▼

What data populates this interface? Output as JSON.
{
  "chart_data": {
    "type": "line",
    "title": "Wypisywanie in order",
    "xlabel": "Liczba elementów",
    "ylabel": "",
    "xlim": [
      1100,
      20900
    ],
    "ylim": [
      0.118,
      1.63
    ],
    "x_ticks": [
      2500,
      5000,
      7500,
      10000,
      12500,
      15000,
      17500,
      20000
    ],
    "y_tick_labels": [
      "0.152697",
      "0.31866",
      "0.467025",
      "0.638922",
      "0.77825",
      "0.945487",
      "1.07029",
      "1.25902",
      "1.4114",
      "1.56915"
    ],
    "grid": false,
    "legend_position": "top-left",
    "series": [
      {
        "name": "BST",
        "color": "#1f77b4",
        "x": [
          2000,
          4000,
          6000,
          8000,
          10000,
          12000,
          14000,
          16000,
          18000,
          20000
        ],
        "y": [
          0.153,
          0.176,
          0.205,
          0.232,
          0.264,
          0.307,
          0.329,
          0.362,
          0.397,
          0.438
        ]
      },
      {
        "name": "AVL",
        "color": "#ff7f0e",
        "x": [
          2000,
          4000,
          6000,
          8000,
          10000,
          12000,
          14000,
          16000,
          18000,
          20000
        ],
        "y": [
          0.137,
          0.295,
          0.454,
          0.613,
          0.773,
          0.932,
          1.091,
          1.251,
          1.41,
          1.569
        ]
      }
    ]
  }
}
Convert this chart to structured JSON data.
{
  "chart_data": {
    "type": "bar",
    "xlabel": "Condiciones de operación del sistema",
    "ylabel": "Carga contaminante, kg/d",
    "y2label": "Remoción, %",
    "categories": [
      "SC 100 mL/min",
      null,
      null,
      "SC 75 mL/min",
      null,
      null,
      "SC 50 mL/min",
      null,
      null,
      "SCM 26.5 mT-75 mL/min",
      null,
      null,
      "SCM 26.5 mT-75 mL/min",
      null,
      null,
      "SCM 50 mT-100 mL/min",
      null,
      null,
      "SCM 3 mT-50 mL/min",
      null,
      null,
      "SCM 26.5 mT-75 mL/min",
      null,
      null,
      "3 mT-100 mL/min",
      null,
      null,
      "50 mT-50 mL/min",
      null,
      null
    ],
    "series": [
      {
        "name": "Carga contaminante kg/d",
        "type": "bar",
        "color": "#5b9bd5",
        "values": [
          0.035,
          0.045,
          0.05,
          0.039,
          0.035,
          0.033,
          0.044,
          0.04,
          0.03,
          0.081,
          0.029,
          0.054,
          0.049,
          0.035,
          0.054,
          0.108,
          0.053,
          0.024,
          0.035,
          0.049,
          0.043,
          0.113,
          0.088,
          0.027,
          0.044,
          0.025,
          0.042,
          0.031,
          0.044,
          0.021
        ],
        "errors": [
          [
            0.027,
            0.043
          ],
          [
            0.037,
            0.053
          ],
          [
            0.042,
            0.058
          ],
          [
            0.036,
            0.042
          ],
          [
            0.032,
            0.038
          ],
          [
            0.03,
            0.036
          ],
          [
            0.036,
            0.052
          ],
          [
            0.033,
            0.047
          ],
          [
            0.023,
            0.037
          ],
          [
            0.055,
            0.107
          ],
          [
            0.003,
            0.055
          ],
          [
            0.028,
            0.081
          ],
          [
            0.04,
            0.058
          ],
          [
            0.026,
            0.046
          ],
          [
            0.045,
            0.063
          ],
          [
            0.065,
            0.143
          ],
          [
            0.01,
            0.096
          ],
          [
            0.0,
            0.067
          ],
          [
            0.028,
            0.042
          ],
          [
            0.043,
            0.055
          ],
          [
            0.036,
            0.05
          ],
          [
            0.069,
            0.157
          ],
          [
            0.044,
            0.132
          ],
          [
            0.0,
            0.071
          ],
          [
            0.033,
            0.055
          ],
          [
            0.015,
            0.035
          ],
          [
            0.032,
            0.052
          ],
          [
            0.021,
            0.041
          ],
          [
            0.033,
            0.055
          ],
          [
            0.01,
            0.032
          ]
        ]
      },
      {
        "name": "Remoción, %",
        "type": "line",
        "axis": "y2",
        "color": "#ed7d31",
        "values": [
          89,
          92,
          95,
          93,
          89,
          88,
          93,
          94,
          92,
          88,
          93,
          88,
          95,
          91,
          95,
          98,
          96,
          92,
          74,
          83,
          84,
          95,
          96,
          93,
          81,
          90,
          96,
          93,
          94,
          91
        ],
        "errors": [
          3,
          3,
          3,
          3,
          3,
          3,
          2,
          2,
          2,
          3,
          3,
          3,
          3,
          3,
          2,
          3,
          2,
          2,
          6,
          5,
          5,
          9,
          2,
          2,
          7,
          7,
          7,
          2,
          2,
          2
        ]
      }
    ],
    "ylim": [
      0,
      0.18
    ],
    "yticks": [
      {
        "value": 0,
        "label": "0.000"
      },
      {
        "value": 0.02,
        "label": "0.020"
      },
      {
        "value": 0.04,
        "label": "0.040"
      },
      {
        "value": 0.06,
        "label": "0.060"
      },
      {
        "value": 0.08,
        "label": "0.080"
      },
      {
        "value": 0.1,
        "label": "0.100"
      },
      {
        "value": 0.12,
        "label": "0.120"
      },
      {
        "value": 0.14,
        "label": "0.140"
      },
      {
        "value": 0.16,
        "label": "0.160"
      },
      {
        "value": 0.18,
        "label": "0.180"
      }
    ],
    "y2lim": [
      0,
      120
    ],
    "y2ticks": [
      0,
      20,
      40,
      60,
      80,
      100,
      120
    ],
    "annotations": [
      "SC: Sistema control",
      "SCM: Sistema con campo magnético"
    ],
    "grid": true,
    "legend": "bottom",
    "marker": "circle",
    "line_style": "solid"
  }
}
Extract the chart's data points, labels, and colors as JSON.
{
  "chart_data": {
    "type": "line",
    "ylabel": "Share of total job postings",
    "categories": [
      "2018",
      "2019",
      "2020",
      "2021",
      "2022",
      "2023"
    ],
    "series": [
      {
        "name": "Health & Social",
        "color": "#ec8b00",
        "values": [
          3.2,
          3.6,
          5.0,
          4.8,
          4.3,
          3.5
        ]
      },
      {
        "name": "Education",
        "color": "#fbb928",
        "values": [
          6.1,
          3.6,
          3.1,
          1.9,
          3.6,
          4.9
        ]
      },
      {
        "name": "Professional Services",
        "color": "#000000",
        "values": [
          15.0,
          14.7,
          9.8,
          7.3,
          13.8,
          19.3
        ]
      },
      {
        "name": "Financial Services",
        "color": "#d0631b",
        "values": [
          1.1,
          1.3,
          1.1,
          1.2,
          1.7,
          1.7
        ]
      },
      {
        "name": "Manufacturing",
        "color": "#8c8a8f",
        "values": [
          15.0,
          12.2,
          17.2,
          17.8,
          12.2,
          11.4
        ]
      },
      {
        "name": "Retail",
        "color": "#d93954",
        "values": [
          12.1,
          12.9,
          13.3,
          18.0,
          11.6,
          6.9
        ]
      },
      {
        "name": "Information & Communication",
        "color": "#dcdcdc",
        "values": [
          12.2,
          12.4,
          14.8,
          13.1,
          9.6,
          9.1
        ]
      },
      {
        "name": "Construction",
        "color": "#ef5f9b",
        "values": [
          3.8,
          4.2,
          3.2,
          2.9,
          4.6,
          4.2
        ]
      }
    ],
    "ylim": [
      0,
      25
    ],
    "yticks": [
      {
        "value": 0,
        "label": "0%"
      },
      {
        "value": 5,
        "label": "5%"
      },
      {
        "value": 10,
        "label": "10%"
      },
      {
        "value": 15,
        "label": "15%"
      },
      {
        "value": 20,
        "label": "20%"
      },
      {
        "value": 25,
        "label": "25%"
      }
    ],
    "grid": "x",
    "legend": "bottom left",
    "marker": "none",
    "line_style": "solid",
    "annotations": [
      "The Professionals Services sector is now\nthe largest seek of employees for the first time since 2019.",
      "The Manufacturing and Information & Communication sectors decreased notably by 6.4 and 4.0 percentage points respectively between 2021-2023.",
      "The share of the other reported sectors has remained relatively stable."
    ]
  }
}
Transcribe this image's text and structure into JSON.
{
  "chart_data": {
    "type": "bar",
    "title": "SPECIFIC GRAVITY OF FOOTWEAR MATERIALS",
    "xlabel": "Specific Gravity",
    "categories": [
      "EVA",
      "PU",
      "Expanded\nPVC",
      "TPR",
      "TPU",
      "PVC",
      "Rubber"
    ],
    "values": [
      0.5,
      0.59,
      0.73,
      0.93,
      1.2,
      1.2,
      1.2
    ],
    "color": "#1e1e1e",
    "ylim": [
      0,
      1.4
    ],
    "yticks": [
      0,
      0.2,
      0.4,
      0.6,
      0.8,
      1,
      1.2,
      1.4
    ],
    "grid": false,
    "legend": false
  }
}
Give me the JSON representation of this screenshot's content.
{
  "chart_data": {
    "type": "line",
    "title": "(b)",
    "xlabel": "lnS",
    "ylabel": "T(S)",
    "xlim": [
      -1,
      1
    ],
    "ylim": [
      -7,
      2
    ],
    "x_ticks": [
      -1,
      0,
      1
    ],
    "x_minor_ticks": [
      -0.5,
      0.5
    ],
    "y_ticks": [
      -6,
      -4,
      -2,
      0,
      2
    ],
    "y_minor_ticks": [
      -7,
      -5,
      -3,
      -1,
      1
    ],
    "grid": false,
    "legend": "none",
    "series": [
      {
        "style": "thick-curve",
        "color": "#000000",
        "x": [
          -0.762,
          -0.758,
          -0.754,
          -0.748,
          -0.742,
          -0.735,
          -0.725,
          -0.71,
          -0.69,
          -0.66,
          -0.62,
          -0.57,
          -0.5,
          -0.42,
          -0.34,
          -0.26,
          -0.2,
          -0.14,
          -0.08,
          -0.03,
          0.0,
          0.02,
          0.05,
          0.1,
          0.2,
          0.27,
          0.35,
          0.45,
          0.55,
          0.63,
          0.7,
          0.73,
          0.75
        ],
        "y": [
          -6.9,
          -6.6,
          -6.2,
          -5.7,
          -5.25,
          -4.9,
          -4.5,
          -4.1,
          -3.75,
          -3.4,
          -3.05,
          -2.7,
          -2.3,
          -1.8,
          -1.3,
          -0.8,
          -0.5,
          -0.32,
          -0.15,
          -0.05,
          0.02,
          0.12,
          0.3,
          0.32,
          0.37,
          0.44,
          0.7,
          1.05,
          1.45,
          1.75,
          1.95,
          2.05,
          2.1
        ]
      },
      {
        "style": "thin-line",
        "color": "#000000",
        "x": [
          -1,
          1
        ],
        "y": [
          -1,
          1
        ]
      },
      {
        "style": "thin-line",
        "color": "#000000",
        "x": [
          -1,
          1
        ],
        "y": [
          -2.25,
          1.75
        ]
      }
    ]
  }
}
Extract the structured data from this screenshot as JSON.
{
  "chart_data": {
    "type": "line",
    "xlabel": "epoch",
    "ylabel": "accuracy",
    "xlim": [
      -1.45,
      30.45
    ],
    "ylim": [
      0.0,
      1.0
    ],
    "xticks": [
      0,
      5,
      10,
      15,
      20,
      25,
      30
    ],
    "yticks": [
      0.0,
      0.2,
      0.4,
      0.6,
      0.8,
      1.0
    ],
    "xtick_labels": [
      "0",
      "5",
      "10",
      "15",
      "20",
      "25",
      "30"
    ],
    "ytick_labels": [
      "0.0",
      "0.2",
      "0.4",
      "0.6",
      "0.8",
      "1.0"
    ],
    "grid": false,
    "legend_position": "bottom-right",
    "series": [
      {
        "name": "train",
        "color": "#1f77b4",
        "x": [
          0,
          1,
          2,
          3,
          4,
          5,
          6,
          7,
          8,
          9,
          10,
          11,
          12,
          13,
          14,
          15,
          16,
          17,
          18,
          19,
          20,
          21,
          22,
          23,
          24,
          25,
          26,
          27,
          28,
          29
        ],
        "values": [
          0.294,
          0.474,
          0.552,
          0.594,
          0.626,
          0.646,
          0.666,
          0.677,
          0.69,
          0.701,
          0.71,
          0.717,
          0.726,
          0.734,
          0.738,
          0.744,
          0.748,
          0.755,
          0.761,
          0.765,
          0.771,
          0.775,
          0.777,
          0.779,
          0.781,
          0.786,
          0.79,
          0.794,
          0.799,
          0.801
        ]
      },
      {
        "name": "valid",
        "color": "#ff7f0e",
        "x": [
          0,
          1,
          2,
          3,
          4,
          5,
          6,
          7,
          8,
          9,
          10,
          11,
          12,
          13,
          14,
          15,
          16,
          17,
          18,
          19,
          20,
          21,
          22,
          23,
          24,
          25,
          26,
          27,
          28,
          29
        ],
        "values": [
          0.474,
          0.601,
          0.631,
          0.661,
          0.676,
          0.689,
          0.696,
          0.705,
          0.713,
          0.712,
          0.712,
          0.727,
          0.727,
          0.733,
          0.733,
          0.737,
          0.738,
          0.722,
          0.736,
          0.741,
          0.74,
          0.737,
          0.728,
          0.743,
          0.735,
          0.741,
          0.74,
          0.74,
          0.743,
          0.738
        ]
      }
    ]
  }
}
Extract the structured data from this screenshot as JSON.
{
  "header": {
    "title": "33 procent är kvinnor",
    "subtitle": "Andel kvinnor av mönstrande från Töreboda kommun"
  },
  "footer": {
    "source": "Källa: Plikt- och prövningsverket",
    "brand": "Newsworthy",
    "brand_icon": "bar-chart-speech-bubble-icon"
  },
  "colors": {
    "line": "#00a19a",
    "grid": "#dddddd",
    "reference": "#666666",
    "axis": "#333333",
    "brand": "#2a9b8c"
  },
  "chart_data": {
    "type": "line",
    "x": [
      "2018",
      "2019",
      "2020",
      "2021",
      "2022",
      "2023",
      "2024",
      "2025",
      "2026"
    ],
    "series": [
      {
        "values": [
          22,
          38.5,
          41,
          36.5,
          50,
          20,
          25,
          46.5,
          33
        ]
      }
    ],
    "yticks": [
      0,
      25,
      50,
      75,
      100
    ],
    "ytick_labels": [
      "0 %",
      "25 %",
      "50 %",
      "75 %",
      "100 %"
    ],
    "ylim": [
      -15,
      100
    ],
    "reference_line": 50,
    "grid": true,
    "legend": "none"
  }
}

▲

Stated problem:
In the records above, locate each line with the word "ylabel". Copy all such lines.

Response to the exercise:
    "ylabel": "",
    "ylabel": "Carga contaminante, kg/d",
    "ylabel": "Share of total job postings",
    "ylabel": "T(S)",
    "ylabel": "accuracy",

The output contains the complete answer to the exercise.